Please pull out the items from the beginning through the line containing "svg-text:ECH. 1/100: ECH.", inclusive, and reproduce those lines verbatim.

Extracted records:
::::::::
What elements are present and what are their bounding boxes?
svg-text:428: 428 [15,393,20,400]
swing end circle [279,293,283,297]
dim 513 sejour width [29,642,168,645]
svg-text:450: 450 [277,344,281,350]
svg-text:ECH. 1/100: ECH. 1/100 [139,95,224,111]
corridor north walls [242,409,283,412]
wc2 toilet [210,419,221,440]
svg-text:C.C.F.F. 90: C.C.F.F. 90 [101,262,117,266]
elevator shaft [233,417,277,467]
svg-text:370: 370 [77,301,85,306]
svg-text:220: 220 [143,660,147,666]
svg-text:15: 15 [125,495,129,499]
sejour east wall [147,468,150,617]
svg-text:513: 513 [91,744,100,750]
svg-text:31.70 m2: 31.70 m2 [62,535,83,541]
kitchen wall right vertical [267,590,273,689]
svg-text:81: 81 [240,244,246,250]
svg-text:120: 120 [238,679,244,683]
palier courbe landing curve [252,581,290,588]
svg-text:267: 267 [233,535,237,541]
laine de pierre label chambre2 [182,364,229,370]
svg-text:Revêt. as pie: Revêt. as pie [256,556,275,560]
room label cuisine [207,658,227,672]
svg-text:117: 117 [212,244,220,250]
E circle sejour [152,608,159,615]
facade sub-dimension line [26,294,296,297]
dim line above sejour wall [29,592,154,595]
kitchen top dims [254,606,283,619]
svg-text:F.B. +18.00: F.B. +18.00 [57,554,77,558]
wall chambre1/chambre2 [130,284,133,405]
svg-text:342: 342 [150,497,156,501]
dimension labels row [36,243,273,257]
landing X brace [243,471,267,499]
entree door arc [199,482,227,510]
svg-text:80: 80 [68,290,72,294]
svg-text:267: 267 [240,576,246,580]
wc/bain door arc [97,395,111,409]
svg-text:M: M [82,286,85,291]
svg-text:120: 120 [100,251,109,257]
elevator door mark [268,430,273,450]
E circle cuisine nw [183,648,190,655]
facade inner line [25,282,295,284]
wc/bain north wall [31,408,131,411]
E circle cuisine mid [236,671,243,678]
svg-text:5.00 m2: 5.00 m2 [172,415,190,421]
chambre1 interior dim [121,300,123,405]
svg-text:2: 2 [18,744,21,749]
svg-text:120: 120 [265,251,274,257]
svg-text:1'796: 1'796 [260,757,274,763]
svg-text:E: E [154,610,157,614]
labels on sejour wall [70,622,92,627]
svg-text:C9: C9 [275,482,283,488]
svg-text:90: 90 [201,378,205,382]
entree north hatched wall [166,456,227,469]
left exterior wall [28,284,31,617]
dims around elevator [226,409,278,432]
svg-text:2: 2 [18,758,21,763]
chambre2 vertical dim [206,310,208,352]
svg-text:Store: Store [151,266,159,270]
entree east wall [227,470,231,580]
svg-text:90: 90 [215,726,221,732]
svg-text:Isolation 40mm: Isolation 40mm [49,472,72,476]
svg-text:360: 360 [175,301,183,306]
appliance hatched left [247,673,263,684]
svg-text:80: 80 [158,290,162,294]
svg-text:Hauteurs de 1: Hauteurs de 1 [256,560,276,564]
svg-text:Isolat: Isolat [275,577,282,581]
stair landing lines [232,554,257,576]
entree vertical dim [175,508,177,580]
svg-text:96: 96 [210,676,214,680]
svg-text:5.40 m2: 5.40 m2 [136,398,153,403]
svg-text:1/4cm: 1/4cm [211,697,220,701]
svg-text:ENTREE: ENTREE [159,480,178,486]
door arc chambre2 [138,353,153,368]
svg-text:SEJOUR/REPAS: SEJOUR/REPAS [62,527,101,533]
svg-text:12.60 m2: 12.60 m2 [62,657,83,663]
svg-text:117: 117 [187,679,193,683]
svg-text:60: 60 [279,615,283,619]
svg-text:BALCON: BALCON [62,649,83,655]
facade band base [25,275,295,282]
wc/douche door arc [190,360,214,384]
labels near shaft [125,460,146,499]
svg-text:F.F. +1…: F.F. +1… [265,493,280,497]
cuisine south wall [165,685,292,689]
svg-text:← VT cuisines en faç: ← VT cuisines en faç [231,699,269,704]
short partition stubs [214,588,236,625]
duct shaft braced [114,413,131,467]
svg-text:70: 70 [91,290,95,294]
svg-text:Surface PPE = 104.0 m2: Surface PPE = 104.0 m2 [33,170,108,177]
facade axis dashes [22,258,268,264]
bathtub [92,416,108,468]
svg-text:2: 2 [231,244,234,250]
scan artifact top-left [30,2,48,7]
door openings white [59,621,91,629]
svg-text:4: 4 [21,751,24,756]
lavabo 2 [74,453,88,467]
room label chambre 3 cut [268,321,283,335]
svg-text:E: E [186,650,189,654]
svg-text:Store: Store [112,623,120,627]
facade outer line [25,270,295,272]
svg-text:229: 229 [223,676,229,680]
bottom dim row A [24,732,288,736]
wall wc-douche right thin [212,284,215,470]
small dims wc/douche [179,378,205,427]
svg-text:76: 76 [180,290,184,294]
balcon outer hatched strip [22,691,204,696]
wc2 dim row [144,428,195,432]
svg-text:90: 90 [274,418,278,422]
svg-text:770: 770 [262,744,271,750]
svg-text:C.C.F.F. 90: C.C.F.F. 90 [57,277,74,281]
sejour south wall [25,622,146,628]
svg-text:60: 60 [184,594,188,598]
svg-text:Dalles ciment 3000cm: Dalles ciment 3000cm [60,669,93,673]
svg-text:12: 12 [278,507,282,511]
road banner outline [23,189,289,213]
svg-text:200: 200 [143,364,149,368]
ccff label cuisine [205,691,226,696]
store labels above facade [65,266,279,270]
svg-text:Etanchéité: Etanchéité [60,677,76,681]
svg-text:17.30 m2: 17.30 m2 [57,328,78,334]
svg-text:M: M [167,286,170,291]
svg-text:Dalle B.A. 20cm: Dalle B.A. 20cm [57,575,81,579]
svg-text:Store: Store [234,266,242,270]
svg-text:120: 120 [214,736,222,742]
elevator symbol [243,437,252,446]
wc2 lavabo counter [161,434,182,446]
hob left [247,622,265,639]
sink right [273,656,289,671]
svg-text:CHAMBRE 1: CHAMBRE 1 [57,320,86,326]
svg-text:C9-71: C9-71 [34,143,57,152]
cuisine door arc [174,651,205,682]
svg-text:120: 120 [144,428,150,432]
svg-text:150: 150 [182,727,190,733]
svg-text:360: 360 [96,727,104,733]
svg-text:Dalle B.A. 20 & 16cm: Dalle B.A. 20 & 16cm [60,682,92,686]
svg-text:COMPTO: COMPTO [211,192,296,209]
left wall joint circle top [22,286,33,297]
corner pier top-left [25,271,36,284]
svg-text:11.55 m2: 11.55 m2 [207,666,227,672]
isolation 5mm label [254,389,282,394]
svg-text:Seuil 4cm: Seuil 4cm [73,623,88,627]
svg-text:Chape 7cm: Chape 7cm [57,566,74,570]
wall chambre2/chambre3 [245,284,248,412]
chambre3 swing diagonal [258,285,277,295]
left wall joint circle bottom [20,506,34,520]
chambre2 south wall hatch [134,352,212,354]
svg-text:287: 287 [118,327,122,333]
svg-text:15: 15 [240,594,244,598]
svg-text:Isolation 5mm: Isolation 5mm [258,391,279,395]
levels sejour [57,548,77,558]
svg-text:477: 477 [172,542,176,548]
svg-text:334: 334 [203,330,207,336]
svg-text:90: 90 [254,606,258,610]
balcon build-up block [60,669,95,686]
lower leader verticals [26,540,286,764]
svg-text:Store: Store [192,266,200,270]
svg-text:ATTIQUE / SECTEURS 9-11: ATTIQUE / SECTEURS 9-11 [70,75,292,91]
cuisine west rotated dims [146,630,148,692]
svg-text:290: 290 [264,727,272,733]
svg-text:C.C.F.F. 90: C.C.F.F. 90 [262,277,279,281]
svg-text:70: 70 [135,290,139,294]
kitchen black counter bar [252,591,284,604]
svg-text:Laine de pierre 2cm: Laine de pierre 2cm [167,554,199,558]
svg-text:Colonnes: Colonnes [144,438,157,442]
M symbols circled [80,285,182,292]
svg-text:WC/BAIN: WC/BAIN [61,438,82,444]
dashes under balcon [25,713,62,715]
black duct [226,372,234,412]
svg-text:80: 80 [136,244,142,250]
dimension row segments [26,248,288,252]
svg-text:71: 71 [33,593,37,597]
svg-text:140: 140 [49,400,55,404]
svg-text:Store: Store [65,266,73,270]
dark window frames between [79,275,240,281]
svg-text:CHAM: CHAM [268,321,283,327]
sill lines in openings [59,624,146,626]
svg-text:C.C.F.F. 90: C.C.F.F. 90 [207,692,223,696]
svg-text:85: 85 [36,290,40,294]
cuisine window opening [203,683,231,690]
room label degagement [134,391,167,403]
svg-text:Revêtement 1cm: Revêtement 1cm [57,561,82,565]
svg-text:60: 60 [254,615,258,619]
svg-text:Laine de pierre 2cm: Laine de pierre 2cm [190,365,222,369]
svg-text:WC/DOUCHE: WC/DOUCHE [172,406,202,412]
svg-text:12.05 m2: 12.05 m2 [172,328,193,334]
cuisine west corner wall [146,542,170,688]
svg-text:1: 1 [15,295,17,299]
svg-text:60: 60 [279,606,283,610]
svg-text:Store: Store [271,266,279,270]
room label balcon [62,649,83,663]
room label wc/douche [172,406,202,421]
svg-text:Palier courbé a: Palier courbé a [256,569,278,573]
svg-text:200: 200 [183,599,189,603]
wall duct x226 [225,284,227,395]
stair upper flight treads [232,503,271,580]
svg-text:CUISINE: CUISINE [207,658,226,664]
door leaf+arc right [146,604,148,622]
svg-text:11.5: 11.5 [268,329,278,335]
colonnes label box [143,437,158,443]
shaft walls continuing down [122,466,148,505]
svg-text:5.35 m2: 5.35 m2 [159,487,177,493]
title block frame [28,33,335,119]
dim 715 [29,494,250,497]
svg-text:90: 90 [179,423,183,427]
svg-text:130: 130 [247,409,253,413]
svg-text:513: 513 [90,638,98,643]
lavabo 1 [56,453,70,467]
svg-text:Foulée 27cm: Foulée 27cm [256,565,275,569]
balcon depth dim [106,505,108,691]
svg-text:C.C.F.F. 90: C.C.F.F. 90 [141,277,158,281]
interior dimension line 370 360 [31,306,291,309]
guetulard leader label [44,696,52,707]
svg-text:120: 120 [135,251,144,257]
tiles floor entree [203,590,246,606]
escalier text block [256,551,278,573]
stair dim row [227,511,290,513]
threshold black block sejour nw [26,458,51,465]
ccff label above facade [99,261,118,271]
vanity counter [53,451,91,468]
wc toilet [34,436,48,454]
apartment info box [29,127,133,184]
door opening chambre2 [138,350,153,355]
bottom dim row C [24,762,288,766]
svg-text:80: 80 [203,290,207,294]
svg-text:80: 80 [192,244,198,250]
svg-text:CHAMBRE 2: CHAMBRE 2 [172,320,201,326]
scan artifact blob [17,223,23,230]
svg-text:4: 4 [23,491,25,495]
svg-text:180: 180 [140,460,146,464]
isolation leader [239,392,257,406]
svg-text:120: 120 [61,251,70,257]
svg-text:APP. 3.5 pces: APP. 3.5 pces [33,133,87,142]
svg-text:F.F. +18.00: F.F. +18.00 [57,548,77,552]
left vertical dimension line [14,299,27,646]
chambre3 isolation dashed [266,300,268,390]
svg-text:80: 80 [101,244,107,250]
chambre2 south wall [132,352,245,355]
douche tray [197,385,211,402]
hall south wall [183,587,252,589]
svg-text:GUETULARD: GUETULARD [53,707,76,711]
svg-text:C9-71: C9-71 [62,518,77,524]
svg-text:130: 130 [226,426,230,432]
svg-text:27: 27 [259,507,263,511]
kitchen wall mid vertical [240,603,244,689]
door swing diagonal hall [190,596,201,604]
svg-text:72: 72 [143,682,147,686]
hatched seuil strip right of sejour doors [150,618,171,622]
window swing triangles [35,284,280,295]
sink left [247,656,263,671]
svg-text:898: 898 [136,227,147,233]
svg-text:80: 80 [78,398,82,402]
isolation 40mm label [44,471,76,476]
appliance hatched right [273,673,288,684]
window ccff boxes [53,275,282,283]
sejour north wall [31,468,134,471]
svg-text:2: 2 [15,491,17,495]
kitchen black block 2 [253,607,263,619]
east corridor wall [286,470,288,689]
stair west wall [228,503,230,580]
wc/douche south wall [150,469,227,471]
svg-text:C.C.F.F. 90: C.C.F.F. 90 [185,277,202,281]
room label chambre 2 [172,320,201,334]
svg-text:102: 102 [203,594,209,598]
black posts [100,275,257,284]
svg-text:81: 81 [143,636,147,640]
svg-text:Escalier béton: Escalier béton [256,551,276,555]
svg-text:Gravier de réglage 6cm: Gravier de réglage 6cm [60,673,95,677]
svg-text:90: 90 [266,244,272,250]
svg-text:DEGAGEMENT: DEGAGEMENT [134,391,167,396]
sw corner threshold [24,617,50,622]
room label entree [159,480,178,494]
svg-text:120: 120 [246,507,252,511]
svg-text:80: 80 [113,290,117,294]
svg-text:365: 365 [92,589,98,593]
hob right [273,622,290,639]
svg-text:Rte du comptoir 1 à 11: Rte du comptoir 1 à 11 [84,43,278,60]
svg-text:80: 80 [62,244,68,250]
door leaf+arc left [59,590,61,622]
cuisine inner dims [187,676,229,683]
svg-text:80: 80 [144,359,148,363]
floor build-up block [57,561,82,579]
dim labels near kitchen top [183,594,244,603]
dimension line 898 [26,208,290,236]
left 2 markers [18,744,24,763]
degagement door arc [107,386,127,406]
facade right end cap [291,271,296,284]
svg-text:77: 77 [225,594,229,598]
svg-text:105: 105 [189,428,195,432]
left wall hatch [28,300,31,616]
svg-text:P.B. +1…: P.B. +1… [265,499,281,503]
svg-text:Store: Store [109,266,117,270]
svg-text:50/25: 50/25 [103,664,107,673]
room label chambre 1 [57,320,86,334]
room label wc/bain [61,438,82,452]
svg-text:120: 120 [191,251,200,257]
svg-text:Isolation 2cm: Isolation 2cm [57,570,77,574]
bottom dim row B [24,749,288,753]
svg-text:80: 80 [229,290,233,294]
::::::::
### Correct response
What elements are present and what are their bounding boxes?
svg-text:428: 428 [15,393,20,400]
swing end circle [279,293,283,297]
dim 513 sejour width [29,642,168,645]
svg-text:450: 450 [277,344,281,350]
svg-text:ECH. 1/100: ECH. 1/100 [139,95,224,111]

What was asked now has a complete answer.